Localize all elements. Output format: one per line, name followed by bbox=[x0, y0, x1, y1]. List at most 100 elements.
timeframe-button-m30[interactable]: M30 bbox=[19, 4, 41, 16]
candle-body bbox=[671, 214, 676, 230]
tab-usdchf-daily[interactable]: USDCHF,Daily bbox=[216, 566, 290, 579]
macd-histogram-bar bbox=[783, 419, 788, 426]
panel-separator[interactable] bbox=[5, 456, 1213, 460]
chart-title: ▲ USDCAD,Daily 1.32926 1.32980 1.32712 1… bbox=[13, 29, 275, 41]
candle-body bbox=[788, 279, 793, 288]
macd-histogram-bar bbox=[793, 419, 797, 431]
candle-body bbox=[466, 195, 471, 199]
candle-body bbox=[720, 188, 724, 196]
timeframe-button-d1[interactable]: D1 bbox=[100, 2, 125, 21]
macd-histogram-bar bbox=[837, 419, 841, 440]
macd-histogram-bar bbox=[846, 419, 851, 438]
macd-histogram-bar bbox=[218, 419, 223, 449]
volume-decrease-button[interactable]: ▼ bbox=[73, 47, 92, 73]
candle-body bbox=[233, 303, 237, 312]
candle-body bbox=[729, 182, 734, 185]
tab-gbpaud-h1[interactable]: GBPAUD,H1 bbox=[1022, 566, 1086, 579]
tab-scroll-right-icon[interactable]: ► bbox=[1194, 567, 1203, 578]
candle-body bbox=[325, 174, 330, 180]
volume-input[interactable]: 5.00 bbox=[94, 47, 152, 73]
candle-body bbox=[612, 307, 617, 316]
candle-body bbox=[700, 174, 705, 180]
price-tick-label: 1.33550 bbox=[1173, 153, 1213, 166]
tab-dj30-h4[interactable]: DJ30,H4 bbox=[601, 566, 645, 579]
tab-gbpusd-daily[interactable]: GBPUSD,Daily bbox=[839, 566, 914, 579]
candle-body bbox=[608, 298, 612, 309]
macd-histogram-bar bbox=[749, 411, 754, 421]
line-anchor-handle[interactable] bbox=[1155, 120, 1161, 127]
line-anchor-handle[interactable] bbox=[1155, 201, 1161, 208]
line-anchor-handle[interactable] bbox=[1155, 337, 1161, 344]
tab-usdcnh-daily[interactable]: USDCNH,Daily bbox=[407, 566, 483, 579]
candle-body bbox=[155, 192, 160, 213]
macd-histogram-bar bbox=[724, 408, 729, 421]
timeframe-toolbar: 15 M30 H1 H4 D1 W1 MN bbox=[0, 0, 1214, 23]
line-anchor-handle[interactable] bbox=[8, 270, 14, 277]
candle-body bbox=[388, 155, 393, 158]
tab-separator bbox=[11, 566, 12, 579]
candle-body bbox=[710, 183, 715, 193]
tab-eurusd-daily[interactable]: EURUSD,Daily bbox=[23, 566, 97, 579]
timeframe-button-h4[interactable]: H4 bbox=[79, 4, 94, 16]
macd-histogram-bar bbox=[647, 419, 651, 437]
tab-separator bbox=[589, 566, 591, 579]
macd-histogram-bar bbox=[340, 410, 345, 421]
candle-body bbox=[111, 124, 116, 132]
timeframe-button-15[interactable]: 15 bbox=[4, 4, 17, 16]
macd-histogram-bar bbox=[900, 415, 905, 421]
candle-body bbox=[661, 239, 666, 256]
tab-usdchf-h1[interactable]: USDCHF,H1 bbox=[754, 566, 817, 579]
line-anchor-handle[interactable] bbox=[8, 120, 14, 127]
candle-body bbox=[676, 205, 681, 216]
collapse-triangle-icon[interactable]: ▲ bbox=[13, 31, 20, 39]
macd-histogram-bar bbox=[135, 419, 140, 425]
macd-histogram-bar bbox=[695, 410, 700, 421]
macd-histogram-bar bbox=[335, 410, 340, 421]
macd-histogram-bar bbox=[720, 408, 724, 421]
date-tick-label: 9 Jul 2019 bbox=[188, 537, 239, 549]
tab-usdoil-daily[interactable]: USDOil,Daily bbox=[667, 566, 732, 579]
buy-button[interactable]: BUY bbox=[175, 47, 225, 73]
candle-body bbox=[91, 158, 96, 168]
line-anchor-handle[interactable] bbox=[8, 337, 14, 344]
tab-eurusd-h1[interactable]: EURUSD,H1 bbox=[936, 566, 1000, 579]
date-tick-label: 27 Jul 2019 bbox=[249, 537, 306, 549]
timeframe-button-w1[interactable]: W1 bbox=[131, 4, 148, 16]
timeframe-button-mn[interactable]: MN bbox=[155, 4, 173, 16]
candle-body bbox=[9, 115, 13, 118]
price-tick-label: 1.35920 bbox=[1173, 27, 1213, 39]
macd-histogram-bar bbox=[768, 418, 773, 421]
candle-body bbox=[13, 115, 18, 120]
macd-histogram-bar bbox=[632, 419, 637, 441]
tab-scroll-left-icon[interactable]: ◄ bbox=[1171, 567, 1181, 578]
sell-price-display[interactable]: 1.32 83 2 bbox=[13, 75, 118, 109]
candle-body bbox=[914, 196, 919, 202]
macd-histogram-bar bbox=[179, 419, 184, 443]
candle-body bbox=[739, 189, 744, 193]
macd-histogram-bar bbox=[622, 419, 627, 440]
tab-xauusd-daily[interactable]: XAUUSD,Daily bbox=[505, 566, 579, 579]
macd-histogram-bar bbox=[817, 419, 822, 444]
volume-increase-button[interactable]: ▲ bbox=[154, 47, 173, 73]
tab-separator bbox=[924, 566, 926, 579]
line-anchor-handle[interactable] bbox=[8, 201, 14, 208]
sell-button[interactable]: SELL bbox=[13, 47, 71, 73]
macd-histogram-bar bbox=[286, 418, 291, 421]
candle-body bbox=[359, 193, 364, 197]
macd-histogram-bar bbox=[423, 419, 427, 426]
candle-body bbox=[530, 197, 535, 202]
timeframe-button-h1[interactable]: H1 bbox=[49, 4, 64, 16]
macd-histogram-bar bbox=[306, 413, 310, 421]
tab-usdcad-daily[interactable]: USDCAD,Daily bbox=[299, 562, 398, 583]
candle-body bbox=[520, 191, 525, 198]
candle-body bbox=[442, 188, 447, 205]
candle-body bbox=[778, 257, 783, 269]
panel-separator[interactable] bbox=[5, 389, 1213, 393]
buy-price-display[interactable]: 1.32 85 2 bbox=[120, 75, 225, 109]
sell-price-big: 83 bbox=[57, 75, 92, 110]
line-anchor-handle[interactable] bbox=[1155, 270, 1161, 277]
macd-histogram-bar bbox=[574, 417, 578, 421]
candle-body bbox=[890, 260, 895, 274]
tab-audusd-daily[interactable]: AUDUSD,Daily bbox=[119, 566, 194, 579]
******************************
Exercise brief →
Copy every line of the entries above word for word, keeping each one unchanged.

Task solution →
Localize all elements. Output format: one per line, name followed by bbox=[x0, y0, x1, y1]. List at most 100 elements.
timeframe-button-m30[interactable]: M30 bbox=[19, 4, 41, 16]
candle-body bbox=[671, 214, 676, 230]
tab-usdchf-daily[interactable]: USDCHF,Daily bbox=[216, 566, 290, 579]
macd-histogram-bar bbox=[783, 419, 788, 426]
panel-separator[interactable] bbox=[5, 456, 1213, 460]
chart-title: ▲ USDCAD,Daily 1.32926 1.32980 1.32712 1… bbox=[13, 29, 275, 41]
candle-body bbox=[788, 279, 793, 288]
macd-histogram-bar bbox=[793, 419, 797, 431]
candle-body bbox=[466, 195, 471, 199]
candle-body bbox=[720, 188, 724, 196]
timeframe-button-d1[interactable]: D1 bbox=[100, 2, 125, 21]
macd-histogram-bar bbox=[837, 419, 841, 440]
macd-histogram-bar bbox=[846, 419, 851, 438]
macd-histogram-bar bbox=[218, 419, 223, 449]
volume-decrease-button[interactable]: ▼ bbox=[73, 47, 92, 73]
candle-body bbox=[233, 303, 237, 312]
candle-body bbox=[729, 182, 734, 185]
tab-gbpaud-h1[interactable]: GBPAUD,H1 bbox=[1022, 566, 1086, 579]
tab-scroll-right-icon[interactable]: ► bbox=[1194, 567, 1203, 578]
candle-body bbox=[325, 174, 330, 180]
volume-input[interactable]: 5.00 bbox=[94, 47, 152, 73]
candle-body bbox=[612, 307, 617, 316]
candle-body bbox=[700, 174, 705, 180]
price-tick-label: 1.33550 bbox=[1173, 153, 1213, 166]
tab-dj30-h4[interactable]: DJ30,H4 bbox=[601, 566, 645, 579]
tab-gbpusd-daily[interactable]: GBPUSD,Daily bbox=[839, 566, 914, 579]
candle-body bbox=[608, 298, 612, 309]
macd-histogram-bar bbox=[749, 411, 754, 421]
line-anchor-handle[interactable] bbox=[1155, 120, 1161, 127]
line-anchor-handle[interactable] bbox=[1155, 201, 1161, 208]
line-anchor-handle[interactable] bbox=[1155, 337, 1161, 344]
tab-usdcnh-daily[interactable]: USDCNH,Daily bbox=[407, 566, 483, 579]
candle-body bbox=[155, 192, 160, 213]
macd-histogram-bar bbox=[724, 408, 729, 421]
timeframe-toolbar: 15 M30 H1 H4 D1 W1 MN bbox=[0, 0, 1214, 23]
line-anchor-handle[interactable] bbox=[8, 270, 14, 277]
candle-body bbox=[388, 155, 393, 158]
tab-separator bbox=[11, 566, 12, 579]
candle-body bbox=[710, 183, 715, 193]
tab-eurusd-daily[interactable]: EURUSD,Daily bbox=[23, 566, 97, 579]
timeframe-button-h4[interactable]: H4 bbox=[79, 4, 94, 16]
macd-histogram-bar bbox=[647, 419, 651, 437]
tab-separator bbox=[589, 566, 591, 579]
macd-histogram-bar bbox=[340, 410, 345, 421]
candle-body bbox=[111, 124, 116, 132]
timeframe-button-15[interactable]: 15 bbox=[4, 4, 17, 16]
macd-histogram-bar bbox=[900, 415, 905, 421]
candle-body bbox=[661, 239, 666, 256]
tab-usdchf-h1[interactable]: USDCHF,H1 bbox=[754, 566, 817, 579]
line-anchor-handle[interactable] bbox=[8, 120, 14, 127]
candle-body bbox=[676, 205, 681, 216]
collapse-triangle-icon[interactable]: ▲ bbox=[13, 31, 20, 39]
macd-histogram-bar bbox=[135, 419, 140, 425]
macd-histogram-bar bbox=[695, 410, 700, 421]
macd-histogram-bar bbox=[335, 410, 340, 421]
macd-histogram-bar bbox=[720, 408, 724, 421]
date-tick-label: 9 Jul 2019 bbox=[188, 537, 239, 549]
tab-usdoil-daily[interactable]: USDOil,Daily bbox=[667, 566, 732, 579]
buy-button[interactable]: BUY bbox=[175, 47, 225, 73]
candle-body bbox=[91, 158, 96, 168]
line-anchor-handle[interactable] bbox=[8, 337, 14, 344]
tab-eurusd-h1[interactable]: EURUSD,H1 bbox=[936, 566, 1000, 579]
date-tick-label: 27 Jul 2019 bbox=[249, 537, 306, 549]
timeframe-button-w1[interactable]: W1 bbox=[131, 4, 148, 16]
timeframe-button-mn[interactable]: MN bbox=[155, 4, 173, 16]
candle-body bbox=[9, 115, 13, 118]
price-tick-label: 1.35920 bbox=[1173, 27, 1213, 39]
macd-histogram-bar bbox=[768, 418, 773, 421]
candle-body bbox=[13, 115, 18, 120]
macd-histogram-bar bbox=[632, 419, 637, 441]
tab-scroll-left-icon[interactable]: ◄ bbox=[1171, 567, 1181, 578]
sell-price-display[interactable]: 1.32 83 2 bbox=[13, 75, 118, 109]
candle-body bbox=[914, 196, 919, 202]
macd-histogram-bar bbox=[179, 419, 184, 443]
candle-body bbox=[739, 189, 744, 193]
macd-histogram-bar bbox=[622, 419, 627, 440]
tab-xauusd-daily[interactable]: XAUUSD,Daily bbox=[505, 566, 579, 579]
macd-histogram-bar bbox=[817, 419, 822, 444]
volume-increase-button[interactable]: ▲ bbox=[154, 47, 173, 73]
tab-separator bbox=[924, 566, 926, 579]
line-anchor-handle[interactable] bbox=[8, 201, 14, 208]
sell-button[interactable]: SELL bbox=[13, 47, 71, 73]
macd-histogram-bar bbox=[286, 418, 291, 421]
candle-body bbox=[359, 193, 364, 197]
macd-histogram-bar bbox=[423, 419, 427, 426]
candle-body bbox=[530, 197, 535, 202]
timeframe-button-h1[interactable]: H1 bbox=[49, 4, 64, 16]
macd-histogram-bar bbox=[306, 413, 310, 421]
tab-usdcad-daily[interactable]: USDCAD,Daily bbox=[299, 562, 398, 583]
candle-body bbox=[520, 191, 525, 198]
candle-body bbox=[442, 188, 447, 205]
candle-body bbox=[778, 257, 783, 269]
panel-separator[interactable] bbox=[5, 389, 1213, 393]
buy-price-display[interactable]: 1.32 85 2 bbox=[120, 75, 225, 109]
sell-price-big: 83 bbox=[57, 75, 92, 110]
line-anchor-handle[interactable] bbox=[1155, 270, 1161, 277]
macd-histogram-bar bbox=[574, 417, 578, 421]
candle-body bbox=[890, 260, 895, 274]
tab-audusd-daily[interactable]: AUDUSD,Daily bbox=[119, 566, 194, 579]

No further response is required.